**WORK TO DO**: Take every line from the listing below that includes "DETR" and copy it.

★ ★ ★ ★ ★

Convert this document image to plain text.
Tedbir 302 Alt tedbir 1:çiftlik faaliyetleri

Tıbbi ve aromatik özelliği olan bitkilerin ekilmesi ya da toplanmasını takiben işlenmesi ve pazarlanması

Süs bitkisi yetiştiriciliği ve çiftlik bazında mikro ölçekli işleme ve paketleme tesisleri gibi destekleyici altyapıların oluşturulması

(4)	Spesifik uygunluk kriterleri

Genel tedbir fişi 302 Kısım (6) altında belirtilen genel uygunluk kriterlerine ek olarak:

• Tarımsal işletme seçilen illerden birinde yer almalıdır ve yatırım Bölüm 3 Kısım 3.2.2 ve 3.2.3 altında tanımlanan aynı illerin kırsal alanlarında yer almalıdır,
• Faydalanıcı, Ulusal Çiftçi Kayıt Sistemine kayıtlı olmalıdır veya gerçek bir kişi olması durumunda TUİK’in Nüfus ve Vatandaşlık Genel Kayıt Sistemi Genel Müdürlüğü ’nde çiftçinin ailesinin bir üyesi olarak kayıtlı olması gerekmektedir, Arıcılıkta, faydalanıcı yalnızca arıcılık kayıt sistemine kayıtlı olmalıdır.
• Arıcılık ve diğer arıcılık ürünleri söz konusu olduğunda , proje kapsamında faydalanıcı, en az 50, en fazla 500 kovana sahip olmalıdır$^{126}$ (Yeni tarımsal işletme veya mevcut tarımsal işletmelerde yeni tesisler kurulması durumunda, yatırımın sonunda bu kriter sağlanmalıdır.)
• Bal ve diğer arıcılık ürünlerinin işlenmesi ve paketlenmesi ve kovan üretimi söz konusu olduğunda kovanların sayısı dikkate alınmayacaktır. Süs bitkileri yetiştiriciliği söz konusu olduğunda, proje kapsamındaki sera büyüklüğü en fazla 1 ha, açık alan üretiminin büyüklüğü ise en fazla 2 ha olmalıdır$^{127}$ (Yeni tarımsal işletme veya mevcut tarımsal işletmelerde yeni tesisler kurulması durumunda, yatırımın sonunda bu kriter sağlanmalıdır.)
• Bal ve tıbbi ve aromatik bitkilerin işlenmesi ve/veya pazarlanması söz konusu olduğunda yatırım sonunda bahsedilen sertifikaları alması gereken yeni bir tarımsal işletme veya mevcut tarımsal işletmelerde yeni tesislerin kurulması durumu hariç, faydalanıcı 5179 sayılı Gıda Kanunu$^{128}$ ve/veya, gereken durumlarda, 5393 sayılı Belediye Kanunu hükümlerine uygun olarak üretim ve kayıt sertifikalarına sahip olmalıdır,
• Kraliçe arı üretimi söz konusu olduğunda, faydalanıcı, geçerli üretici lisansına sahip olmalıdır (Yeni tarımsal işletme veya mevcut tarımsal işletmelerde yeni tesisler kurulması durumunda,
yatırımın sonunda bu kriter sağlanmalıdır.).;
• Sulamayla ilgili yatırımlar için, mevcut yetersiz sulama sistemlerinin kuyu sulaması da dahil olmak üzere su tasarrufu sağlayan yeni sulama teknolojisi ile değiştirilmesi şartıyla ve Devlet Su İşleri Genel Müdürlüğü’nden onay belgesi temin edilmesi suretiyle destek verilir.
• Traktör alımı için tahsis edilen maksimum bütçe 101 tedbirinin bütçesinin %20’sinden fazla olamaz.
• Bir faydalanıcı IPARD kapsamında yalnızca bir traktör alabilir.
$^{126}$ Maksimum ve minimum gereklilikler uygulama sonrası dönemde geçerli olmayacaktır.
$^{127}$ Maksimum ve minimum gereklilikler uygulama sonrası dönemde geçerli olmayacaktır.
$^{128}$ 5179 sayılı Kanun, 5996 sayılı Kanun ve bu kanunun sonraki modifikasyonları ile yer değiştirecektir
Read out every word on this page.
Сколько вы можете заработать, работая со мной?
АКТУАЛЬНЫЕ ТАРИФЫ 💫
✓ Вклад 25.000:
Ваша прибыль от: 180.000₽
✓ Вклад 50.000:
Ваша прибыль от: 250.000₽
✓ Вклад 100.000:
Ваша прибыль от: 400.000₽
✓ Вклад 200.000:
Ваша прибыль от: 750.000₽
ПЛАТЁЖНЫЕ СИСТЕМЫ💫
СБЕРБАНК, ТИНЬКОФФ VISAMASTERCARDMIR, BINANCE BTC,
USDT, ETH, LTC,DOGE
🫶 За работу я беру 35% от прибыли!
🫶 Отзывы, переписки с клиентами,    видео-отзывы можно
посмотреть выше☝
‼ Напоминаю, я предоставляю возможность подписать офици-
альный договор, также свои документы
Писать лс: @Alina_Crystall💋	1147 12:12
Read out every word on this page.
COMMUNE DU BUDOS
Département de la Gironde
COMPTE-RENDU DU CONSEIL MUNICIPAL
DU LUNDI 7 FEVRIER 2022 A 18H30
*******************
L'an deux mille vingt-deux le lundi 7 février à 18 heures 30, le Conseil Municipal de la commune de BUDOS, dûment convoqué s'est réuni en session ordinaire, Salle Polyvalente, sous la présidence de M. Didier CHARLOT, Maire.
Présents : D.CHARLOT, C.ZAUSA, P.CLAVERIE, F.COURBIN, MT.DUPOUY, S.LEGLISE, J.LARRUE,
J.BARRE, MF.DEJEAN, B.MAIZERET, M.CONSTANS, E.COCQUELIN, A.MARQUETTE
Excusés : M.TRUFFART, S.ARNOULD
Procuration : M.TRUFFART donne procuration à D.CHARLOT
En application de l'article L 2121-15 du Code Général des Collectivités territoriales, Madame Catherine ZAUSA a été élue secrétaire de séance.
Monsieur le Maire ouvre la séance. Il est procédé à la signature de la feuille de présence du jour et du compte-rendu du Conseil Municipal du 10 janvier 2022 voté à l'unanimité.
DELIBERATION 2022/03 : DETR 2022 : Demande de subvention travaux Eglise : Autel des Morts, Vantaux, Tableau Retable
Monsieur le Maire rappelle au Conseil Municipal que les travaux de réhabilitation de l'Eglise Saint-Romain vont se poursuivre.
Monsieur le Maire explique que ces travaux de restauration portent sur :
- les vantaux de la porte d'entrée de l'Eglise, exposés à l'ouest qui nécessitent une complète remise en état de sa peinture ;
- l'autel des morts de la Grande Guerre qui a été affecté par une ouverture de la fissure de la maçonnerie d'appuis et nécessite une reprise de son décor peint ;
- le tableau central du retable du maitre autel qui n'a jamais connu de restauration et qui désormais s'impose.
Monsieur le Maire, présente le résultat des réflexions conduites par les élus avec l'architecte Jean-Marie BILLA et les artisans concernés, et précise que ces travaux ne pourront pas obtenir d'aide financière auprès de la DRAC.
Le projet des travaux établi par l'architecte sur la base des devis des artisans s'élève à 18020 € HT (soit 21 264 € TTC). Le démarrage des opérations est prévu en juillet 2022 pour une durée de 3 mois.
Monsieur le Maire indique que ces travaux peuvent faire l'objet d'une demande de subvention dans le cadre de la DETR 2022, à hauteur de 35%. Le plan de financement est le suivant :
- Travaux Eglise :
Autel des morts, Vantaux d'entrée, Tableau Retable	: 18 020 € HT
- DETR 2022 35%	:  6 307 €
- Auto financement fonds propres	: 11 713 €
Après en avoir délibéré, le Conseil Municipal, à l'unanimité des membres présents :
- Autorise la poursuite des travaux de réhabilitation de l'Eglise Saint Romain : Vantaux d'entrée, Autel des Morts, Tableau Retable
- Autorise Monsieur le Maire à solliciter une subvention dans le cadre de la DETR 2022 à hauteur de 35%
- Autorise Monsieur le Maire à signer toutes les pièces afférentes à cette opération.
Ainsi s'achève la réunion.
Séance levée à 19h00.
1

★ ★ ★ ★ ★

**FULL SOLUTION**:
DELIBERATION 2022/03 : DETR 2022 : Demande de subvention travaux Eglise : Autel des Morts, Vantaux, Tableau Retable
Monsieur le Maire indique que ces travaux peuvent faire l'objet d'une demande de subvention dans le cadre de la DETR 2022, à hauteur de 35%. Le plan de financement est le suivant :
- DETR 2022 35%	:  6 307 €
- Autorise Monsieur le Maire à solliciter une subvention dans le cadre de la DETR 2022 à hauteur de 35%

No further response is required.